§ **Exercise details**
The entries below need to be written out exactly, with no pictures included.
· · · ·
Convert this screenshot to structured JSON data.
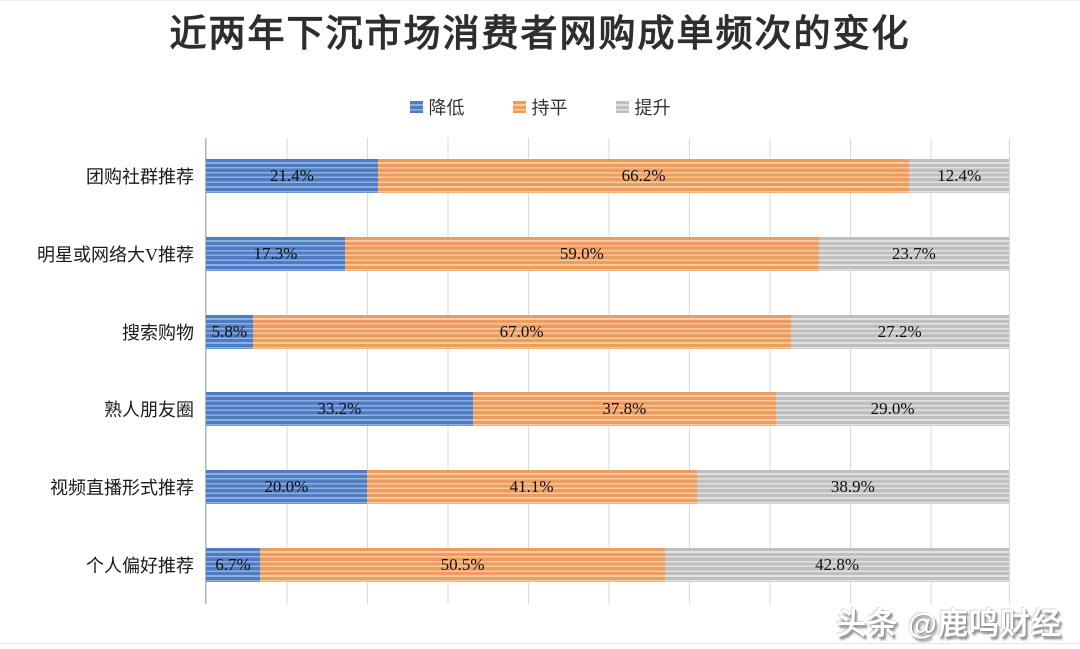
{
  "page": {
    "watermark": "头条 @鹿鸣财经"
  },
  "chart_data": {
    "type": "bar",
    "orientation": "horizontal-stacked",
    "title": "近两年下沉市场消费者网购成单频次的变化",
    "categories": [
      "团购社群推荐",
      "明星或网络大V推荐",
      "搜索购物",
      "熟人朋友圈",
      "视频直播形式推荐",
      "个人偏好推荐"
    ],
    "series": [
      {
        "name": "降低",
        "color": "#4d7cc3",
        "stripe_color": "#8fb0de",
        "values": [
          21.4,
          17.3,
          5.8,
          33.2,
          20.0,
          6.7
        ]
      },
      {
        "name": "持平",
        "color": "#ee9c5e",
        "stripe_color": "#f7c99e",
        "values": [
          66.2,
          59.0,
          67.0,
          37.8,
          41.1,
          50.5
        ]
      },
      {
        "name": "提升",
        "color": "#bfbfbf",
        "stripe_color": "#e2e2e2",
        "values": [
          12.4,
          23.7,
          27.2,
          29.0,
          38.9,
          42.8
        ]
      }
    ],
    "value_label_format": "0.0%",
    "xlim": [
      0,
      100
    ],
    "grid_interval_percent": 10,
    "grid_color": "#d9d9d9",
    "axis_line_color": "#b3b3b3",
    "legend_position": "top",
    "bar_fill_pattern": "horizontal-stripes"
  }
}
· · · ·
§ **Answer**
Convert this screenshot to structured JSON data.
{
  "page": {
    "watermark": "头条 @鹿鸣财经"
  },
  "chart_data": {
    "type": "bar",
    "orientation": "horizontal-stacked",
    "title": "近两年下沉市场消费者网购成单频次的变化",
    "categories": [
      "团购社群推荐",
      "明星或网络大V推荐",
      "搜索购物",
      "熟人朋友圈",
      "视频直播形式推荐",
      "个人偏好推荐"
    ],
    "series": [
      {
        "name": "降低",
        "color": "#4d7cc3",
        "stripe_color": "#8fb0de",
        "values": [
          21.4,
          17.3,
          5.8,
          33.2,
          20.0,
          6.7
        ]
      },
      {
        "name": "持平",
        "color": "#ee9c5e",
        "stripe_color": "#f7c99e",
        "values": [
          66.2,
          59.0,
          67.0,
          37.8,
          41.1,
          50.5
        ]
      },
      {
        "name": "提升",
        "color": "#bfbfbf",
        "stripe_color": "#e2e2e2",
        "values": [
          12.4,
          23.7,
          27.2,
          29.0,
          38.9,
          42.8
        ]
      }
    ],
    "value_label_format": "0.0%",
    "xlim": [
      0,
      100
    ],
    "grid_interval_percent": 10,
    "grid_color": "#d9d9d9",
    "axis_line_color": "#b3b3b3",
    "legend_position": "top",
    "bar_fill_pattern": "horizontal-stripes"
  }
}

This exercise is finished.